[Start Working data]

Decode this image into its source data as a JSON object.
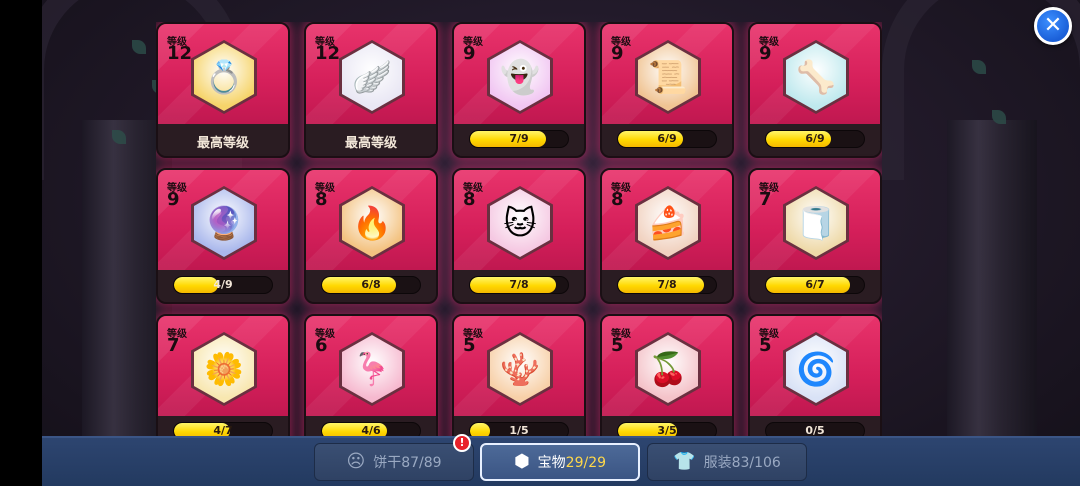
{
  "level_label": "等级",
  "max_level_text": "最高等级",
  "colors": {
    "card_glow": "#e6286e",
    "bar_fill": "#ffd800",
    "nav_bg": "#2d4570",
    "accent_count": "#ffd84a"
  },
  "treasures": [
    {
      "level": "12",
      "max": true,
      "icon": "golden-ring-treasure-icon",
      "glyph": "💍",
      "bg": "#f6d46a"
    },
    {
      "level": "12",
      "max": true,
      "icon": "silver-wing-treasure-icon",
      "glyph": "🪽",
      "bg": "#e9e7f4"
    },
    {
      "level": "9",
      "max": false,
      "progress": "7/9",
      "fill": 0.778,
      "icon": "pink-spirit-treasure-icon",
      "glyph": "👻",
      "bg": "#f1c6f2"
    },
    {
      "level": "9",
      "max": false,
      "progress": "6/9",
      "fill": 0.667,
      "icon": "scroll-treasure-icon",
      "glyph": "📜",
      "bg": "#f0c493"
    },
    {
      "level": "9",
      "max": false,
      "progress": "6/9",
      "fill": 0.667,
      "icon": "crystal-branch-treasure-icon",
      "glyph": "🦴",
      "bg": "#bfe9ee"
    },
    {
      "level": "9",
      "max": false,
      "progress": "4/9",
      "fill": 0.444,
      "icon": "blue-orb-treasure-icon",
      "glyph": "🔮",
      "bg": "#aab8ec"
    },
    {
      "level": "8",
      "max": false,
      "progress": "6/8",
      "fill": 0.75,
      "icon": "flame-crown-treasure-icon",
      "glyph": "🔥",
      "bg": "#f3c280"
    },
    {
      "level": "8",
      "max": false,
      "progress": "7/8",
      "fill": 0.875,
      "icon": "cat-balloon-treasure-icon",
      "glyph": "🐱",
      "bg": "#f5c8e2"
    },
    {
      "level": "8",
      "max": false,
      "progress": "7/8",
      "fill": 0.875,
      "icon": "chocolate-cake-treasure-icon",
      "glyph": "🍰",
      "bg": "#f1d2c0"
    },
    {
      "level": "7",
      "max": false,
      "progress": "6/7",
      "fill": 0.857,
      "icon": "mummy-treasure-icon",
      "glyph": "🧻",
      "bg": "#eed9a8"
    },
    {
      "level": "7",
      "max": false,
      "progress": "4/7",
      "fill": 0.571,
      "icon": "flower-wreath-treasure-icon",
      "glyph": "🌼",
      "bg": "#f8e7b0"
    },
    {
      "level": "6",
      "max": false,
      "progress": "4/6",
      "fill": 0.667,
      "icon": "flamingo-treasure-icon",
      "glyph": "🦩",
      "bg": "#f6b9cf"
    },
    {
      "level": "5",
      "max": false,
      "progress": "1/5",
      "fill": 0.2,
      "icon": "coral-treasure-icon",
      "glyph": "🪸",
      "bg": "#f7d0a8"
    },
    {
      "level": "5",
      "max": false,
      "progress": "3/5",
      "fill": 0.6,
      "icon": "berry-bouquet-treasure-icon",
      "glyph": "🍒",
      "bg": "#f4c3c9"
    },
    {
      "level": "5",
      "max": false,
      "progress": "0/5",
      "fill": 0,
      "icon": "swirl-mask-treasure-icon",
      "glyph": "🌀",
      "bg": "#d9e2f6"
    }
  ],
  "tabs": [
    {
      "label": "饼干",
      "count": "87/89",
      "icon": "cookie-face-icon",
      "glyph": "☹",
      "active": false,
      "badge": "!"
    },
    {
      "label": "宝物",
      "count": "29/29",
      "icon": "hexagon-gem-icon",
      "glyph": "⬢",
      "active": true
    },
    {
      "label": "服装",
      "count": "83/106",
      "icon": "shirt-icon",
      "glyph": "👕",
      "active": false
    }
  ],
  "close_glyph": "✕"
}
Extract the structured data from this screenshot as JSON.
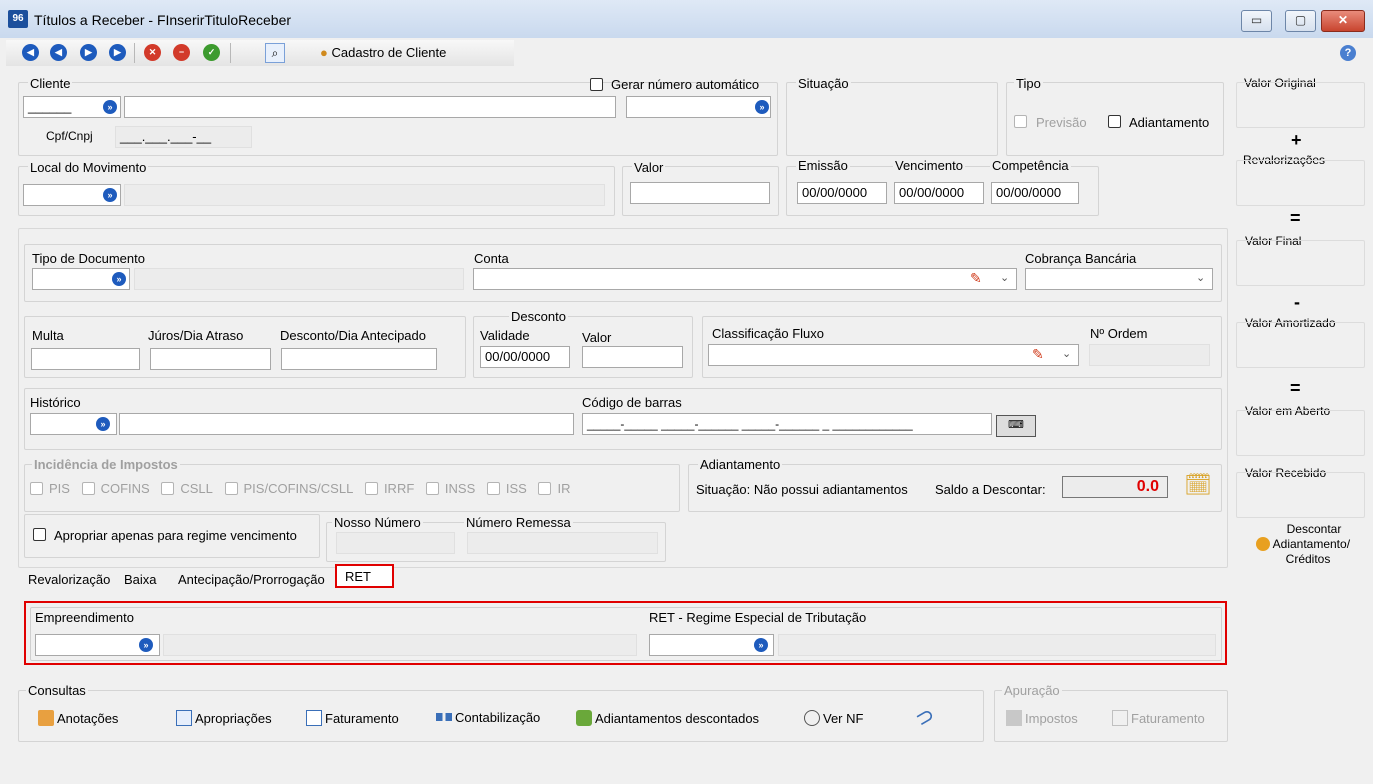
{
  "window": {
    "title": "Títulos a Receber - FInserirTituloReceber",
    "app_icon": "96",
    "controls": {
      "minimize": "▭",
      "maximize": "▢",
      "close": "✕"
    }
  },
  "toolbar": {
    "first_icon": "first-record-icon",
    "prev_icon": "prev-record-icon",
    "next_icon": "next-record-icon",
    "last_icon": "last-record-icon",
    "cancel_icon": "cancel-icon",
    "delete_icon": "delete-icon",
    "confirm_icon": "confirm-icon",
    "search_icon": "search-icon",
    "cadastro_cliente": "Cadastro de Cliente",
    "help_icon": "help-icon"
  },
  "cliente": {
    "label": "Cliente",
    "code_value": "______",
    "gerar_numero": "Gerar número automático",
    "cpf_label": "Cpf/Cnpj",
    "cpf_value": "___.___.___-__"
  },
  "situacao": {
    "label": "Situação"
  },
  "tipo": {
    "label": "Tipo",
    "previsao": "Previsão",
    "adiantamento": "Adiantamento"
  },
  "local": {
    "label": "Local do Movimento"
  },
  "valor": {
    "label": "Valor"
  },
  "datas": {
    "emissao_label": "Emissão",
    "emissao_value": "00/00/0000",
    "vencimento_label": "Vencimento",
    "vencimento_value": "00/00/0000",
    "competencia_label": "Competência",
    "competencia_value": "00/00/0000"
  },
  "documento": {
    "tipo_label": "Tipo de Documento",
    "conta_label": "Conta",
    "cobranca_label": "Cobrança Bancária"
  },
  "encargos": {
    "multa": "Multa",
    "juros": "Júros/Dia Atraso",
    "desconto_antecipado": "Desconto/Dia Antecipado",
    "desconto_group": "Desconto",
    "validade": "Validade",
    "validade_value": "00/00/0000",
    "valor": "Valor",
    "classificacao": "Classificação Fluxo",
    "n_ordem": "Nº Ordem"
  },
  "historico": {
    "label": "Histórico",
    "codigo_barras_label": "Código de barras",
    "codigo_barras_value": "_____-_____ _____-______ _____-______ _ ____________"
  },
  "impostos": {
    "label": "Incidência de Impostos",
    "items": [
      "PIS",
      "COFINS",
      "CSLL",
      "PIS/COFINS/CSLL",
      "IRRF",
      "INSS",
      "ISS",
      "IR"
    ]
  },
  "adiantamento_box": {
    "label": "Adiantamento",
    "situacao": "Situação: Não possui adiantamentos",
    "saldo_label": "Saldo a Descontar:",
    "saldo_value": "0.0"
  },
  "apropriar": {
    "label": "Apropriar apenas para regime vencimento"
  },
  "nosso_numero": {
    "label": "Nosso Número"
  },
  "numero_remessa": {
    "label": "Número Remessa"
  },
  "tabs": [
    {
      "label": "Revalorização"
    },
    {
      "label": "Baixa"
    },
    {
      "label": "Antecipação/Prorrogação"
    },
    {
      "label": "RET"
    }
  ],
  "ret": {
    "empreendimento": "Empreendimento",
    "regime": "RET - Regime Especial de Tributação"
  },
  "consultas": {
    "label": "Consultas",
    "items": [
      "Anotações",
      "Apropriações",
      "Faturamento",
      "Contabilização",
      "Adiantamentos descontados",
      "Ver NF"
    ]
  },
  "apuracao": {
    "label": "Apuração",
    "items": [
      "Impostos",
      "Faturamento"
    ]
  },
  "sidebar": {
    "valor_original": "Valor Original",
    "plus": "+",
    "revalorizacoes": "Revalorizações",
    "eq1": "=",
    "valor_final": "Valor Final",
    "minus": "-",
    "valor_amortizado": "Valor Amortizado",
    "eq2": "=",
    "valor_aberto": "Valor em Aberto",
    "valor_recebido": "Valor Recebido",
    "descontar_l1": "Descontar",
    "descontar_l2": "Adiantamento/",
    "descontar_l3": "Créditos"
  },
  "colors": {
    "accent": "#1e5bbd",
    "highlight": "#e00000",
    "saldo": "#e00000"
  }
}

[End Working data]

§ What to work on
Return all of the entries word for word, but omit the pictures.

§ Written solution
Decode this image into its source data as a JSON object.
{
  "level_label": "等级",
  "max_level_text": "最高等级",
  "colors": {
    "card_glow": "#e6286e",
    "bar_fill": "#ffd800",
    "nav_bg": "#2d4570",
    "accent_count": "#ffd84a"
  },
  "treasures": [
    {
      "level": "12",
      "max": true,
      "icon": "golden-ring-treasure-icon",
      "glyph": "💍",
      "bg": "#f6d46a"
    },
    {
      "level": "12",
      "max": true,
      "icon": "silver-wing-treasure-icon",
      "glyph": "🪽",
      "bg": "#e9e7f4"
    },
    {
      "level": "9",
      "max": false,
      "progress": "7/9",
      "fill": 0.778,
      "icon": "pink-spirit-treasure-icon",
      "glyph": "👻",
      "bg": "#f1c6f2"
    },
    {
      "level": "9",
      "max": false,
      "progress": "6/9",
      "fill": 0.667,
      "icon": "scroll-treasure-icon",
      "glyph": "📜",
      "bg": "#f0c493"
    },
    {
      "level": "9",
      "max": false,
      "progress": "6/9",
      "fill": 0.667,
      "icon": "crystal-branch-treasure-icon",
      "glyph": "🦴",
      "bg": "#bfe9ee"
    },
    {
      "level": "9",
      "max": false,
      "progress": "4/9",
      "fill": 0.444,
      "icon": "blue-orb-treasure-icon",
      "glyph": "🔮",
      "bg": "#aab8ec"
    },
    {
      "level": "8",
      "max": false,
      "progress": "6/8",
      "fill": 0.75,
      "icon": "flame-crown-treasure-icon",
      "glyph": "🔥",
      "bg": "#f3c280"
    },
    {
      "level": "8",
      "max": false,
      "progress": "7/8",
      "fill": 0.875,
      "icon": "cat-balloon-treasure-icon",
      "glyph": "🐱",
      "bg": "#f5c8e2"
    },
    {
      "level": "8",
      "max": false,
      "progress": "7/8",
      "fill": 0.875,
      "icon": "chocolate-cake-treasure-icon",
      "glyph": "🍰",
      "bg": "#f1d2c0"
    },
    {
      "level": "7",
      "max": false,
      "progress": "6/7",
      "fill": 0.857,
      "icon": "mummy-treasure-icon",
      "glyph": "🧻",
      "bg": "#eed9a8"
    },
    {
      "level": "7",
      "max": false,
      "progress": "4/7",
      "fill": 0.571,
      "icon": "flower-wreath-treasure-icon",
      "glyph": "🌼",
      "bg": "#f8e7b0"
    },
    {
      "level": "6",
      "max": false,
      "progress": "4/6",
      "fill": 0.667,
      "icon": "flamingo-treasure-icon",
      "glyph": "🦩",
      "bg": "#f6b9cf"
    },
    {
      "level": "5",
      "max": false,
      "progress": "1/5",
      "fill": 0.2,
      "icon": "coral-treasure-icon",
      "glyph": "🪸",
      "bg": "#f7d0a8"
    },
    {
      "level": "5",
      "max": false,
      "progress": "3/5",
      "fill": 0.6,
      "icon": "berry-bouquet-treasure-icon",
      "glyph": "🍒",
      "bg": "#f4c3c9"
    },
    {
      "level": "5",
      "max": false,
      "progress": "0/5",
      "fill": 0,
      "icon": "swirl-mask-treasure-icon",
      "glyph": "🌀",
      "bg": "#d9e2f6"
    }
  ],
  "tabs": [
    {
      "label": "饼干",
      "count": "87/89",
      "icon": "cookie-face-icon",
      "glyph": "☹",
      "active": false,
      "badge": "!"
    },
    {
      "label": "宝物",
      "count": "29/29",
      "icon": "hexagon-gem-icon",
      "glyph": "⬢",
      "active": true
    },
    {
      "label": "服装",
      "count": "83/106",
      "icon": "shirt-icon",
      "glyph": "👕",
      "active": false
    }
  ],
  "close_glyph": "✕"
}
Extract the structured data from this screenshot as JSON.
{
  "window": {
    "title": "Títulos a Receber - FInserirTituloReceber",
    "app_icon": "96",
    "controls": {
      "minimize": "▭",
      "maximize": "▢",
      "close": "✕"
    }
  },
  "toolbar": {
    "first_icon": "first-record-icon",
    "prev_icon": "prev-record-icon",
    "next_icon": "next-record-icon",
    "last_icon": "last-record-icon",
    "cancel_icon": "cancel-icon",
    "delete_icon": "delete-icon",
    "confirm_icon": "confirm-icon",
    "search_icon": "search-icon",
    "cadastro_cliente": "Cadastro de Cliente",
    "help_icon": "help-icon"
  },
  "cliente": {
    "label": "Cliente",
    "code_value": "______",
    "gerar_numero": "Gerar número automático",
    "cpf_label": "Cpf/Cnpj",
    "cpf_value": "___.___.___-__"
  },
  "situacao": {
    "label": "Situação"
  },
  "tipo": {
    "label": "Tipo",
    "previsao": "Previsão",
    "adiantamento": "Adiantamento"
  },
  "local": {
    "label": "Local do Movimento"
  },
  "valor": {
    "label": "Valor"
  },
  "datas": {
    "emissao_label": "Emissão",
    "emissao_value": "00/00/0000",
    "vencimento_label": "Vencimento",
    "vencimento_value": "00/00/0000",
    "competencia_label": "Competência",
    "competencia_value": "00/00/0000"
  },
  "documento": {
    "tipo_label": "Tipo de Documento",
    "conta_label": "Conta",
    "cobranca_label": "Cobrança Bancária"
  },
  "encargos": {
    "multa": "Multa",
    "juros": "Júros/Dia Atraso",
    "desconto_antecipado": "Desconto/Dia Antecipado",
    "desconto_group": "Desconto",
    "validade": "Validade",
    "validade_value": "00/00/0000",
    "valor": "Valor",
    "classificacao": "Classificação Fluxo",
    "n_ordem": "Nº Ordem"
  },
  "historico": {
    "label": "Histórico",
    "codigo_barras_label": "Código de barras",
    "codigo_barras_value": "_____-_____ _____-______ _____-______ _ ____________"
  },
  "impostos": {
    "label": "Incidência de Impostos",
    "items": [
      "PIS",
      "COFINS",
      "CSLL",
      "PIS/COFINS/CSLL",
      "IRRF",
      "INSS",
      "ISS",
      "IR"
    ]
  },
  "adiantamento_box": {
    "label": "Adiantamento",
    "situacao": "Situação: Não possui adiantamentos",
    "saldo_label": "Saldo a Descontar:",
    "saldo_value": "0.0"
  },
  "apropriar": {
    "label": "Apropriar apenas para regime vencimento"
  },
  "nosso_numero": {
    "label": "Nosso Número"
  },
  "numero_remessa": {
    "label": "Número Remessa"
  },
  "tabs": [
    {
      "label": "Revalorização"
    },
    {
      "label": "Baixa"
    },
    {
      "label": "Antecipação/Prorrogação"
    },
    {
      "label": "RET"
    }
  ],
  "ret": {
    "empreendimento": "Empreendimento",
    "regime": "RET - Regime Especial de Tributação"
  },
  "consultas": {
    "label": "Consultas",
    "items": [
      "Anotações",
      "Apropriações",
      "Faturamento",
      "Contabilização",
      "Adiantamentos descontados",
      "Ver NF"
    ]
  },
  "apuracao": {
    "label": "Apuração",
    "items": [
      "Impostos",
      "Faturamento"
    ]
  },
  "sidebar": {
    "valor_original": "Valor Original",
    "plus": "+",
    "revalorizacoes": "Revalorizações",
    "eq1": "=",
    "valor_final": "Valor Final",
    "minus": "-",
    "valor_amortizado": "Valor Amortizado",
    "eq2": "=",
    "valor_aberto": "Valor em Aberto",
    "valor_recebido": "Valor Recebido",
    "descontar_l1": "Descontar",
    "descontar_l2": "Adiantamento/",
    "descontar_l3": "Créditos"
  },
  "colors": {
    "accent": "#1e5bbd",
    "highlight": "#e00000",
    "saldo": "#e00000"
  }
}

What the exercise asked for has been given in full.